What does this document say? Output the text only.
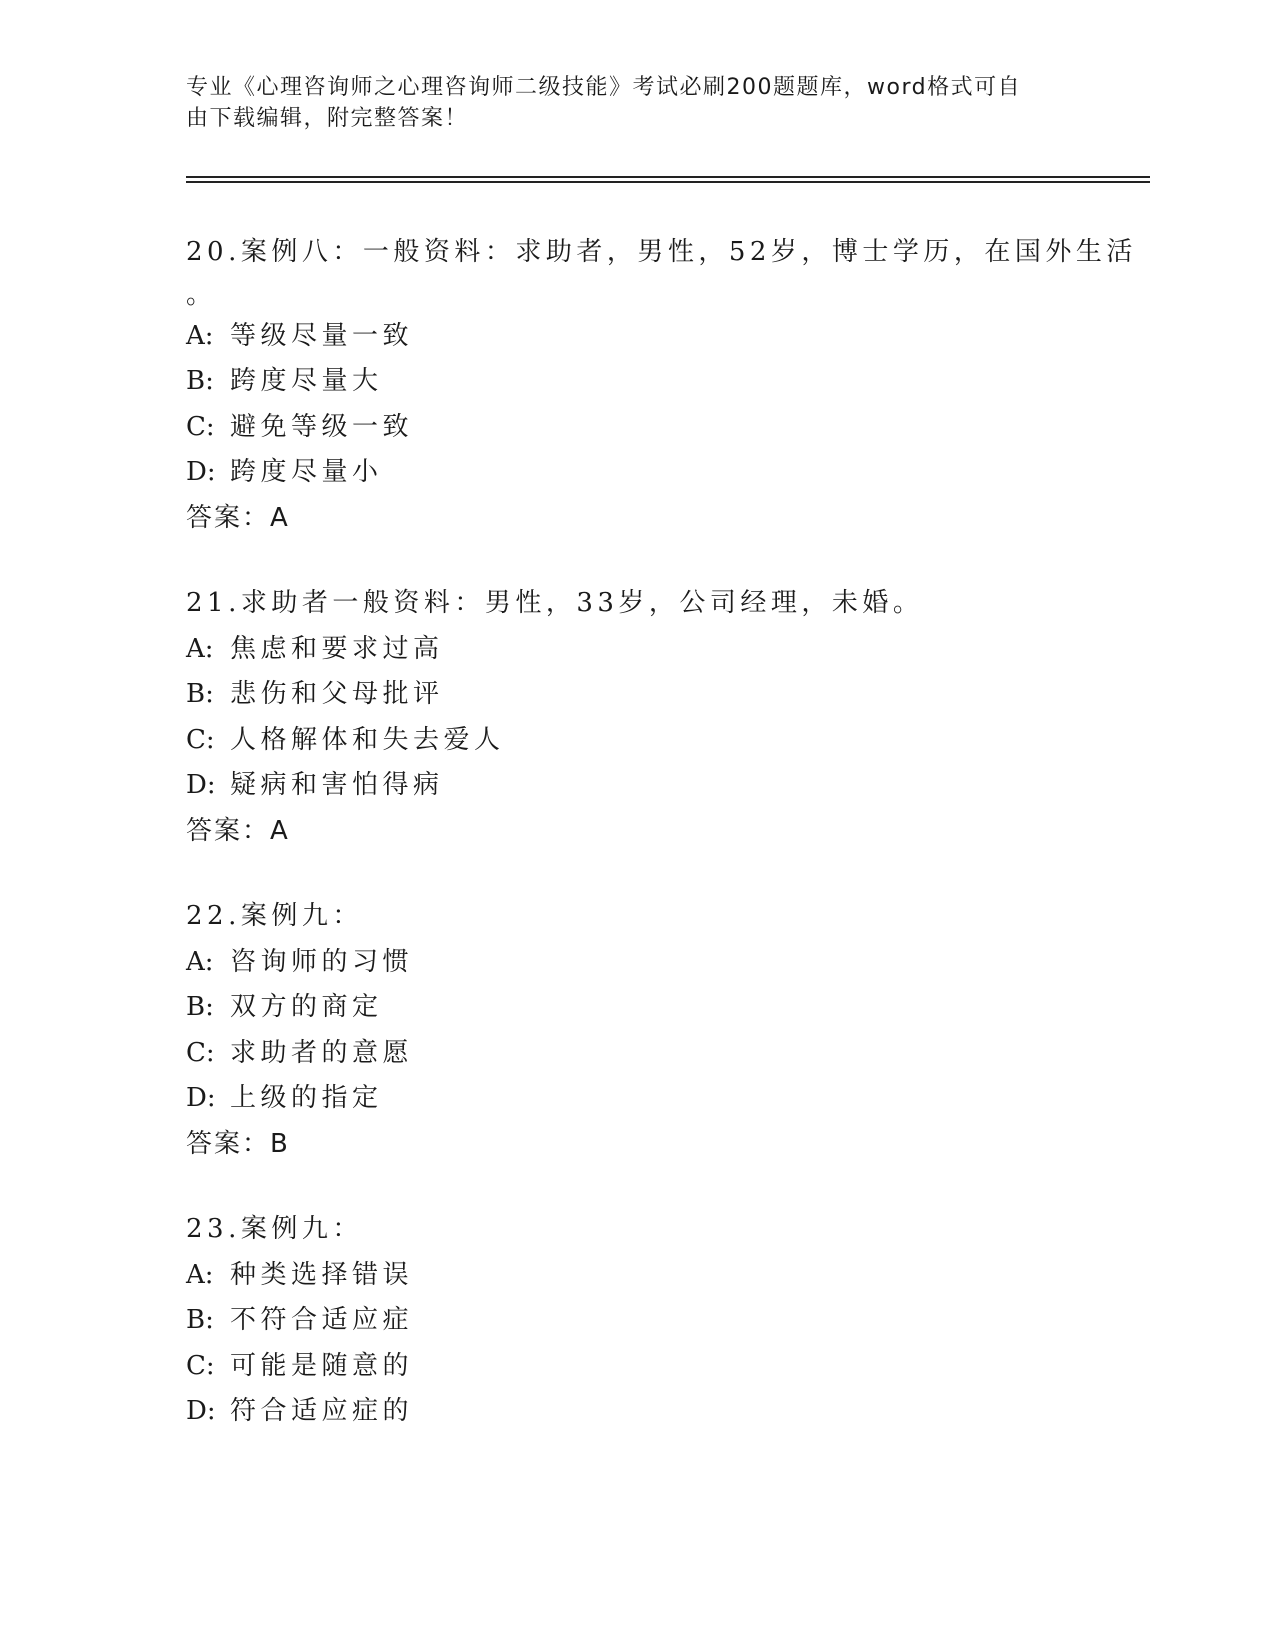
专业《心理咨询师之心理咨询师二级技能》考试必刷200题题库，word格式可自
由下载编辑，附完整答案！
20.案例八：一般资料：求助者，男性，52岁，博士学历，在国外生活
。
A: 等级尽量一致
B: 跨度尽量大
C: 避免等级一致
D: 跨度尽量小
答案：A
21.求助者一般资料：男性，33岁，公司经理，未婚。
A: 焦虑和要求过高
B: 悲伤和父母批评
C: 人格解体和失去爱人
D: 疑病和害怕得病
答案：A
22.案例九：
A: 咨询师的习惯
B: 双方的商定
C: 求助者的意愿
D: 上级的指定
答案：B
23.案例九：
A: 种类选择错误
B: 不符合适应症
C: 可能是随意的
D: 符合适应症的
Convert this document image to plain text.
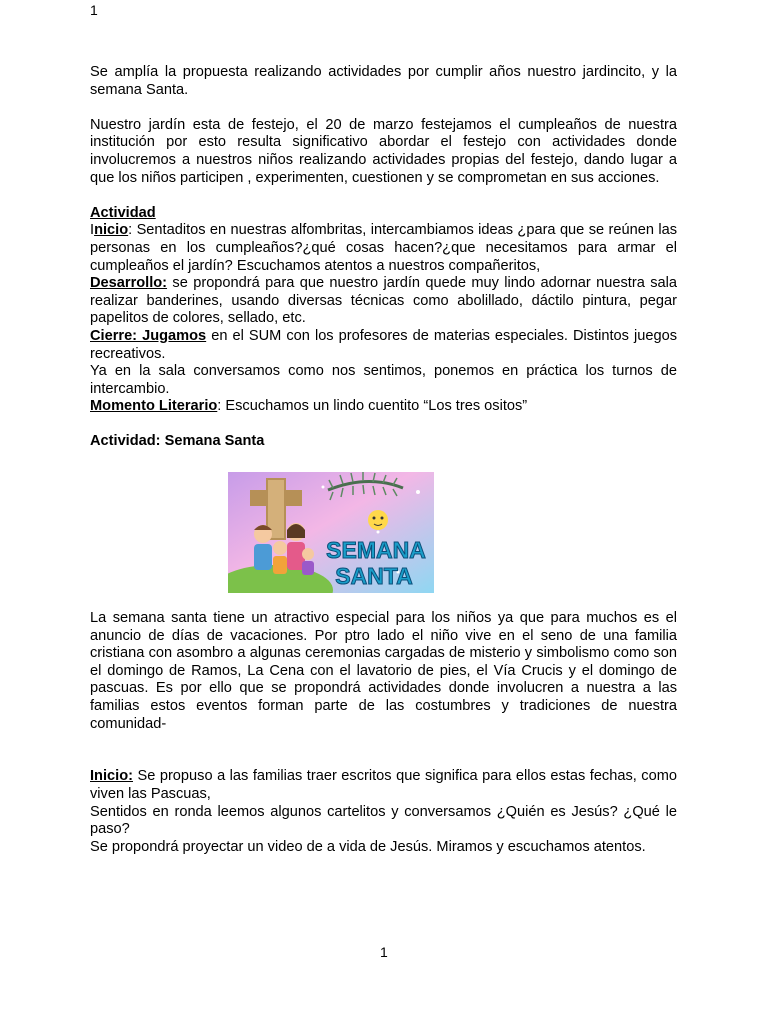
1

Se amplía la propuesta realizando actividades por cumplir años nuestro jardincito, y la semana Santa.

Nuestro jardín esta de festejo, el 20 de marzo festejamos el cumpleaños de nuestra institución por esto resulta significativo abordar el festejo con actividades donde involucremos a nuestros niños realizando actividades propias del festejo, dando lugar a que los niños participen , experimenten, cuestionen y se comprometan en sus acciones.

Actividad

Inicio: Sentaditos en nuestras alfombritas, intercambiamos ideas ¿para que se reúnen las personas en los cumpleaños?¿qué cosas hacen?¿que necesitamos para armar el cumpleaños el jardín? Escuchamos atentos a nuestros compañeritos,

Desarrollo: se propondrá para que nuestro jardín quede muy lindo adornar nuestra sala realizar banderines, usando diversas técnicas como abolillado, dáctilo pintura, pegar papelitos de colores, sellado, etc.

Cierre: Jugamos en el SUM con los profesores de materias especiales. Distintos juegos recreativos.

Ya en la sala conversamos como nos sentimos, ponemos en práctica los turnos de intercambio.

Momento Literario: Escuchamos un lindo cuentito “Los tres ositos”

Actividad: Semana Santa

SEMANA
SANTA

La semana santa tiene un atractivo especial para los niños ya que para muchos es el anuncio de días de vacaciones. Por ptro lado el niño vive en el seno de una familia cristiana con asombro a algunas ceremonias cargadas de misterio y simbolismo como son el domingo de Ramos, La Cena con el lavatorio de pies, el Vía Crucis y el domingo de pascuas. Es por ello que se propondrá actividades donde involucren a nuestra a las familias estos eventos forman parte de las costumbres y tradiciones de nuestra comunidad-

Inicio: Se propuso a las familias traer escritos que significa para ellos estas fechas, como viven las Pascuas,

Sentidos en ronda leemos algunos cartelitos y conversamos ¿Quién es Jesús? ¿Qué le paso?

Se propondrá proyectar un video de a vida de Jesús. Miramos y escuchamos atentos.

1
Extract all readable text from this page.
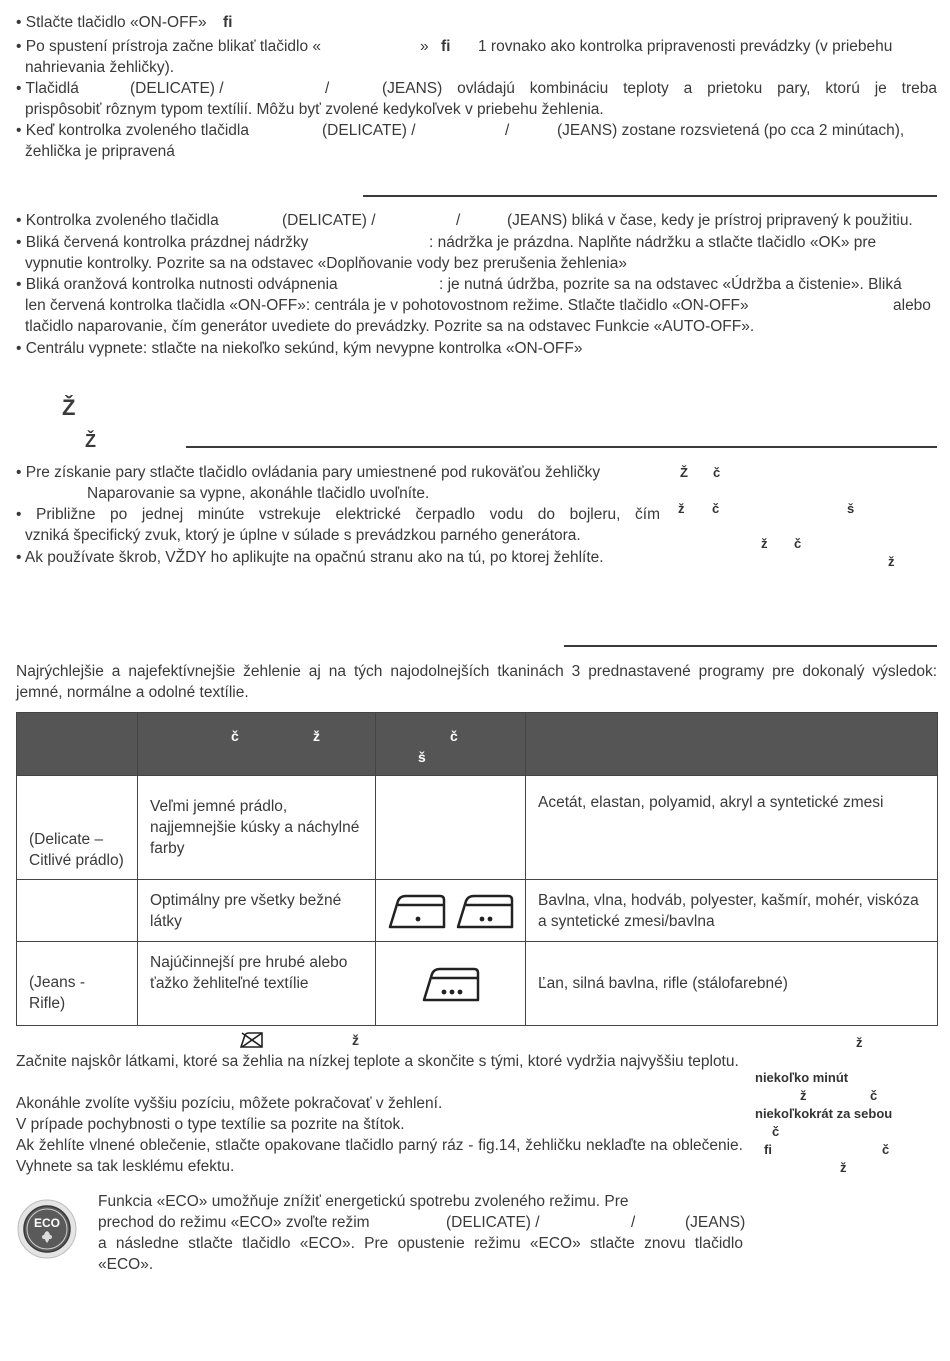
• Stlačte tlačidlo «ON-OFF» ﬁ
• Po spustení prístroja začne blikať tlačidlo «	» ﬁ 1 rovnako ako kontrolka pripravenosti prevádzky (v priebehu
nahrievania žehličky).
• Tlačidlá	(DELICATE) /	/	(JEANS) ovládajú kombináciu teploty a prietoku pary, ktorú je treba
prispôsobiť rôznym typom textílií. Môžu byť zvolené kedykoľvek v priebehu žehlenia.
• Keď kontrolka zvoleného tlačidla	(DELICATE) /	/	(JEANS) zostane rozsvietená (po cca 2 minútach),
žehlička je pripravená
• Kontrolka zvoleného tlačidla	(DELICATE) /	/	(JEANS) bliká v čase, kedy je prístroj pripravený k použitiu.
• Bliká červená kontrolka prázdnej nádržky	: nádržka je prázdna. Naplňte nádržku a stlačte tlačidlo «OK» pre
vypnutie kontrolky. Pozrite sa na odstavec «Doplňovanie vody bez prerušenia žehlenia»
• Bliká oranžová kontrolka nutnosti odvápnenia	: je nutná údržba, pozrite sa na odstavec «Údržba a čistenie». Bliká
len červená kontrolka tlačidla «ON-OFF»: centrála je v pohotovostnom režime. Stlačte tlačidlo «ON-OFF»	alebo
tlačidlo naparovanie, čím generátor uvediete do prevádzky. Pozrite sa na odstavec Funkcie «AUTO-OFF».
• Centrálu vypnete: stlačte na niekoľko sekúnd, kým nevypne kontrolka «ON-OFF»
Ž
Ž
• Pre získanie pary stlačte tlačidlo ovládania pary umiestnené pod rukoväťou žehličky
Naparovanie sa vypne, akonáhle tlačidlo uvoľníte.
• Približne po jednej minúte vstrekuje elektrické čerpadlo vodu do bojleru, čím
vzniká špecifický zvuk, ktorý je úplne v súlade s prevádzkou parného generátora.
• Ak používate škrob, VŽDY ho aplikujte na opačnú stranu ako na tú, po ktorej žehlíte.
Ž č
ž č	š
ž č
ž
Najrýchlejšie a najefektívnejšie žehlenie aj na tých najodolnejších tkaninách 3 prednastavené programy pre dokonalý výsledok: jemné, normálne a odolné textílie.

	č ž	č
š	

(Delicate – Citlivé prádlo)	Veľmi jemné prádlo, najjemnejšie kúsky a náchylné farby		Acetát, elastan, polyamid, akryl a syntetické zmesi
	Optimálny pre všetky bežné látky		Bavlna, vlna, hodváb, polyester, kašmír, mohér, viskóza a syntetické zmesi/bavlna
(Jeans - Rifle)	Najúčinnejší pre hrubé alebo ťažko žehliteľné textílie		Ľan, silná bavlna, rifle (stálofarebné)
ž
Začnite najskôr látkami, ktoré sa žehlia na nízkej teplote a skončite s tými, ktoré vydržia najvyššiu teplotu.
Akonáhle zvolíte vyššiu pozíciu, môžete pokračovať v žehlení.
V prípade pochybnosti o type textílie sa pozrite na štítok.
Ak žehlíte vlnené oblečenie, stlačte opakovane tlačidlo parný ráz - fig.14, žehličku neklaďte na oblečenie. Vyhnete sa tak lesklému efektu.
ž
niekoľko minút
ž	č
niekoľkokrát za sebou
č
ﬁ	č
ž
ECO
Funkcia «ECO» umožňuje znížiť energetickú spotrebu zvoleného režimu. Pre
prechod do režimu «ECO» zvoľte režim	(DELICATE) /	/	(JEANS)
a následne stlačte tlačidlo «ECO». Pre opustenie režimu «ECO» stlačte znovu tlačidlo
«ECO».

━━━━━━━━

WORK REQUIRED:
Look through the entries and return every line where "como" appears.

CORRECT ANSWER:
Desarrollo: se propondrá para que nuestro jardín quede muy lindo adornar nuestra sala realizar banderines, usando diversas técnicas como abolillado, dáctilo pintura, pegar papelitos de colores, sellado, etc.
Ya en la sala conversamos como nos sentimos, ponemos en práctica los turnos de intercambio.
La semana santa tiene un atractivo especial para los niños ya que para muchos es el anuncio de días de vacaciones. Por ptro lado el niño vive en el seno de una familia cristiana con asombro a algunas ceremonias cargadas de misterio y simbolismo como son el domingo de Ramos, La Cena con el lavatorio de pies, el Vía Crucis y el domingo de pascuas. Es por ello que se propondrá actividades donde involucren a nuestra a las familias estos eventos forman parte de las costumbres y tradiciones de nuestra comunidad-
Inicio: Se propuso a las familias traer escritos que significa para ellos estas fechas, como viven las Pascuas,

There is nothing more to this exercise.